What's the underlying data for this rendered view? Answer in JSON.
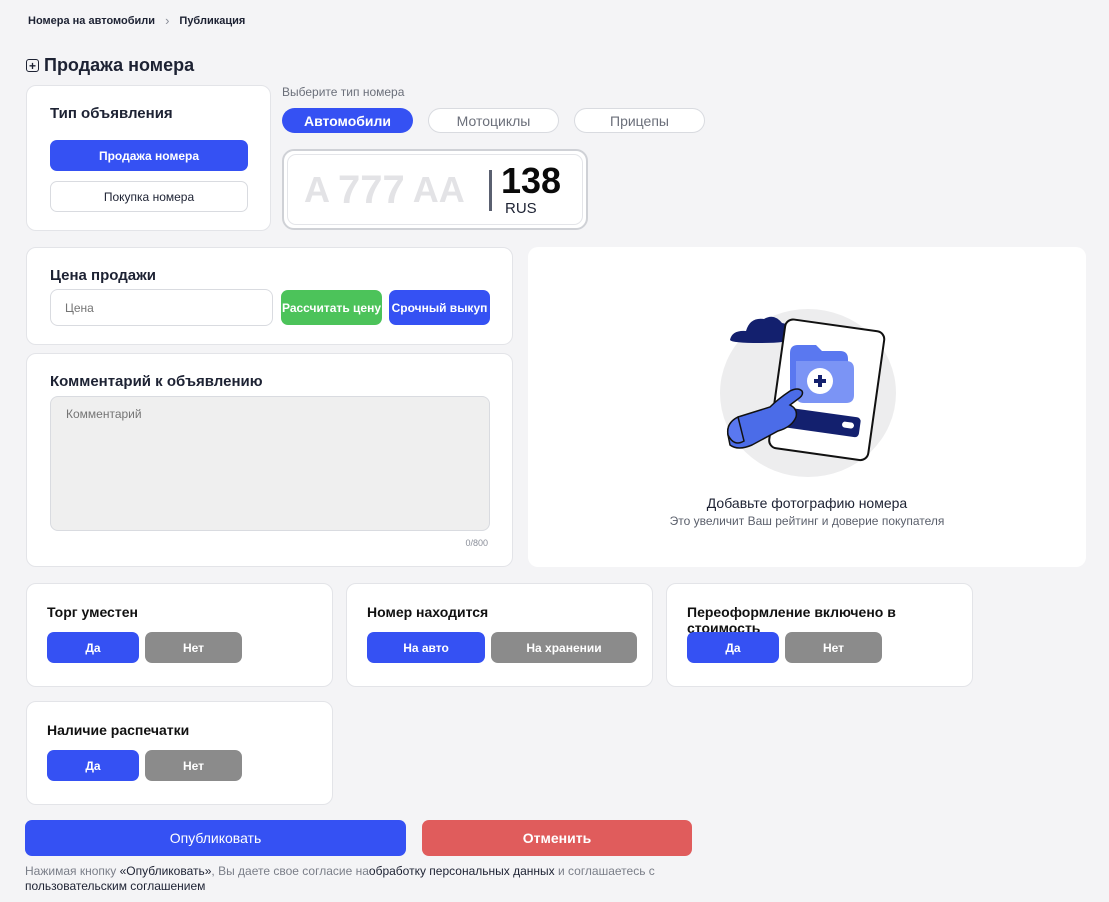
{
  "breadcrumb": {
    "parent": "Номера на автомобили",
    "separator": "›",
    "current": "Публикация"
  },
  "page_title": "Продажа номера",
  "ad_type": {
    "title": "Тип объявления",
    "sell_label": "Продажа номера",
    "buy_label": "Покупка номера"
  },
  "number_type": {
    "label": "Выберите тип номера",
    "options": [
      "Автомобили",
      "Мотоциклы",
      "Прицепы"
    ]
  },
  "plate": {
    "letter1": "А",
    "digits": "777",
    "letters2": "АА",
    "region": "138",
    "country": "RUS"
  },
  "price": {
    "title": "Цена продажи",
    "placeholder": "Цена",
    "calc_label": "Рассчитать цену",
    "urgent_label": "Срочный выкуп"
  },
  "comment": {
    "title": "Комментарий к объявлению",
    "placeholder": "Комментарий",
    "counter": "0/800"
  },
  "photo": {
    "title": "Добавьте фотографию номера",
    "subtitle": "Это увеличит Ваш рейтинг и доверие покупателя"
  },
  "bargain": {
    "title": "Торг уместен",
    "yes": "Да",
    "no": "Нет"
  },
  "location": {
    "title": "Номер находится",
    "on_car": "На авто",
    "stored": "На хранении"
  },
  "reregistration": {
    "title": "Переоформление включено в стоимость",
    "yes": "Да",
    "no": "Нет"
  },
  "printout": {
    "title": "Наличие распечатки",
    "yes": "Да",
    "no": "Нет"
  },
  "actions": {
    "publish": "Опубликовать",
    "cancel": "Отменить"
  },
  "consent": {
    "part1": "Нажимая кнопку ",
    "quoted": "«Опубликовать»",
    "part2": ", Вы даете свое согласие на",
    "link1": "обработку персональных данных",
    "part3": " и соглашаетесь с ",
    "link2": "пользовательским соглашением"
  },
  "colors": {
    "accent": "#3551f3",
    "green": "#4cc35a",
    "danger": "#e05c5c",
    "gray": "#8b8b8b",
    "navy": "#13206e"
  }
}
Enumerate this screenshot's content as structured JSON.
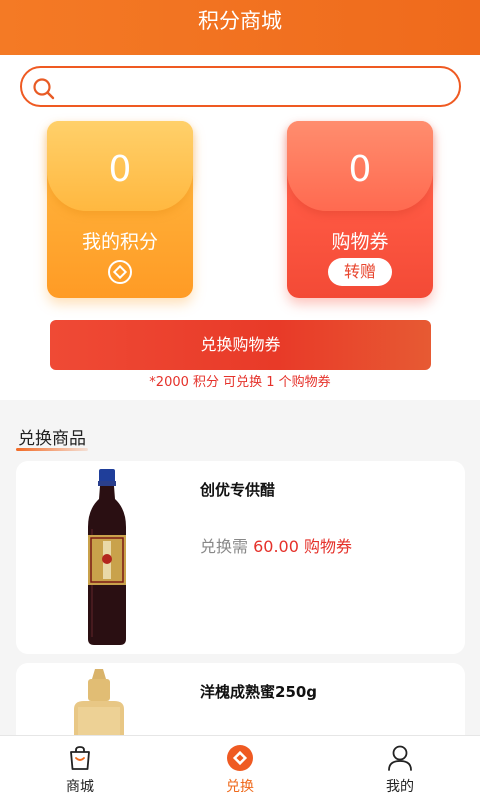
{
  "header": {
    "title": "积分商城"
  },
  "search": {
    "placeholder": ""
  },
  "points_card": {
    "value": "0",
    "label": "我的积分",
    "icon": "coin-icon"
  },
  "coupon_card": {
    "value": "0",
    "label": "购物券",
    "gift_label": "转赠"
  },
  "exchange": {
    "button_label": "兑换购物券",
    "note": "*2000 积分 可兑换 1 个购物券"
  },
  "section": {
    "title": "兑换商品"
  },
  "products": [
    {
      "name": "创优专供醋",
      "price_prefix": "兑换需",
      "price_value": "60.00 购物券",
      "image": "vinegar-bottle"
    },
    {
      "name": "洋槐成熟蜜250g",
      "image": "honey-bottle"
    }
  ],
  "tabbar": {
    "items": [
      {
        "label": "商城",
        "icon": "shopping-bag-icon"
      },
      {
        "label": "兑换",
        "icon": "exchange-icon",
        "active": true
      },
      {
        "label": "我的",
        "icon": "user-icon"
      }
    ]
  },
  "colors": {
    "accent": "#ef6a1c",
    "brand_red": "#e5312a",
    "points_orange": "#ffad36",
    "coupon_red": "#ff5a44"
  }
}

━━━━━━━━━━━━━━━━━━━━

* **EXERCISE OBJECTIVE**
Ascertain the number of lines in the entries that include the word "image", and report only that number.

* **PROBLEM SOLUTION**
2